*WRITTEN PROBLEM*
All lines featuring the string "length" are to be listed.

*MATERIAL FOR THIS EXERCISE*
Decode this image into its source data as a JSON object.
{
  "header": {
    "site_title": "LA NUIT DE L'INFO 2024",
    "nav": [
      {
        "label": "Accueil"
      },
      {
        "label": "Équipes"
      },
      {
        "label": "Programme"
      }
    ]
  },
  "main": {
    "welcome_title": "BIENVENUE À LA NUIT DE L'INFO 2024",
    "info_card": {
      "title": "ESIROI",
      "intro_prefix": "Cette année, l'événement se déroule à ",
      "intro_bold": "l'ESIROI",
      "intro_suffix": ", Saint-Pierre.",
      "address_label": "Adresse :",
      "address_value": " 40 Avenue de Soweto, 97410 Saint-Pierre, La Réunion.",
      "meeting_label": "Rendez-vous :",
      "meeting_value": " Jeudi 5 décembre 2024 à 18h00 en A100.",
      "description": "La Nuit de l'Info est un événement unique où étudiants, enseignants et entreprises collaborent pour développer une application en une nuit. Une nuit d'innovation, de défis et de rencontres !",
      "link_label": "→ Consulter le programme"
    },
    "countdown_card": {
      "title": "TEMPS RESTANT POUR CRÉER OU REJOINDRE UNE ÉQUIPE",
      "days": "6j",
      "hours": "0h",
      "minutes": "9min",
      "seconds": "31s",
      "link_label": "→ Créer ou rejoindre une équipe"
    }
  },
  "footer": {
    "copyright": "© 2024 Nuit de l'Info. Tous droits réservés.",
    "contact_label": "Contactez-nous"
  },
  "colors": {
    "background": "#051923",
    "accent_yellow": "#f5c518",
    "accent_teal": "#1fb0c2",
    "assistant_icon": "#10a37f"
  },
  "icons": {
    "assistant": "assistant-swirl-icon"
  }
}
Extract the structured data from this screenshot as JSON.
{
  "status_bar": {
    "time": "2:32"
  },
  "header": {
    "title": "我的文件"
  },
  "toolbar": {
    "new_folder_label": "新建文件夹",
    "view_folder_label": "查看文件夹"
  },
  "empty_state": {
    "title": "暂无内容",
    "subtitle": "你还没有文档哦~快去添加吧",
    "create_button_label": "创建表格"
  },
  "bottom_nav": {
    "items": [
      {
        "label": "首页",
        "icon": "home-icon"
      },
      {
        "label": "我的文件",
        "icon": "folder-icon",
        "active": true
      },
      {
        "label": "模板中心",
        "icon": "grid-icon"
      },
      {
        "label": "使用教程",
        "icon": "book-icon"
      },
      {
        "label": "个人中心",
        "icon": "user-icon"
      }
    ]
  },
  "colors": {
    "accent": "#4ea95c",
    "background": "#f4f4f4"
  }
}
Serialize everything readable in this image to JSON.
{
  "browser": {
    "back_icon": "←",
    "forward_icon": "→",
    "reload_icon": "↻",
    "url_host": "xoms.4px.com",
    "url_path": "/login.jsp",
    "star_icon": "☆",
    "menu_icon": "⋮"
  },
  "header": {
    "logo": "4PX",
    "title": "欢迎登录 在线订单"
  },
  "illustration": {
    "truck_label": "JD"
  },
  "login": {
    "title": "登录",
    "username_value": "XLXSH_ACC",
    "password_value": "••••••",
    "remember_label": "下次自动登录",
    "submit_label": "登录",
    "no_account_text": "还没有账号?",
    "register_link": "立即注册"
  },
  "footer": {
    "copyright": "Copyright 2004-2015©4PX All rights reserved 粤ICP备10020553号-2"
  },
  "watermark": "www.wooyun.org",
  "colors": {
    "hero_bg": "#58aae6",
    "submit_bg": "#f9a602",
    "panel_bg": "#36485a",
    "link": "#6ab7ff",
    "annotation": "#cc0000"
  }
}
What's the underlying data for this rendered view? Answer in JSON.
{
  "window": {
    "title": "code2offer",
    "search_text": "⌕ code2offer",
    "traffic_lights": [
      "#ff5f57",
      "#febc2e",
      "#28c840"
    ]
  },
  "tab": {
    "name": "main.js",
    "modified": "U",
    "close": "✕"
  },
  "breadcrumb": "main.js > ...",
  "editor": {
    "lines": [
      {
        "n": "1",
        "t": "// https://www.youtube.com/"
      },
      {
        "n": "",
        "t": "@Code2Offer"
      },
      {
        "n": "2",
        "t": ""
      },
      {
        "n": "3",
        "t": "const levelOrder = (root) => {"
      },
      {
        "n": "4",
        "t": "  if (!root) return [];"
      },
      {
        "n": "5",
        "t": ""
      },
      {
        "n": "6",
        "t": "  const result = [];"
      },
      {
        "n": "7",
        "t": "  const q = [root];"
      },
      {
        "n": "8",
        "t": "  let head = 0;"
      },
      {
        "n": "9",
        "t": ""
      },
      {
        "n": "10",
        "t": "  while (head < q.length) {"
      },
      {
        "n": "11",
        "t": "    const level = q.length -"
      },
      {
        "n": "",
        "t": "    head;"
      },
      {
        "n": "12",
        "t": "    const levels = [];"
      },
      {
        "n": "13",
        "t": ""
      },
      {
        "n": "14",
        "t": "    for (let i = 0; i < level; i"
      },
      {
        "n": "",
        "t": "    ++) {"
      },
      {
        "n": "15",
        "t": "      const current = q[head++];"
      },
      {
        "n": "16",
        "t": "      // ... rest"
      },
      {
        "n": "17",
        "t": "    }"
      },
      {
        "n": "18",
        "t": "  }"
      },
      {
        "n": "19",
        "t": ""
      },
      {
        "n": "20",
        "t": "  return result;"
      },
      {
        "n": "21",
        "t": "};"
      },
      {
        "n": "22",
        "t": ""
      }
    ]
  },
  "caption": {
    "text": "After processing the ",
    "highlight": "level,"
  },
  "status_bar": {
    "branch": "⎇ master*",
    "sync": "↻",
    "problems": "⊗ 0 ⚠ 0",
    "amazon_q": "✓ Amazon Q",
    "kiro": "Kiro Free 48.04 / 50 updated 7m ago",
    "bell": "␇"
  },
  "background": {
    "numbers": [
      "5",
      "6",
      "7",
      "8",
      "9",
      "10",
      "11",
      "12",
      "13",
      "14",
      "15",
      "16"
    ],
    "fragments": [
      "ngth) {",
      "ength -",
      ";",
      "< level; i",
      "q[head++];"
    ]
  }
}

*SOLUTION TO THIS EXERCISE*
        "t": "  while (head < q.length) {"
        "t": "    const level = q.length -"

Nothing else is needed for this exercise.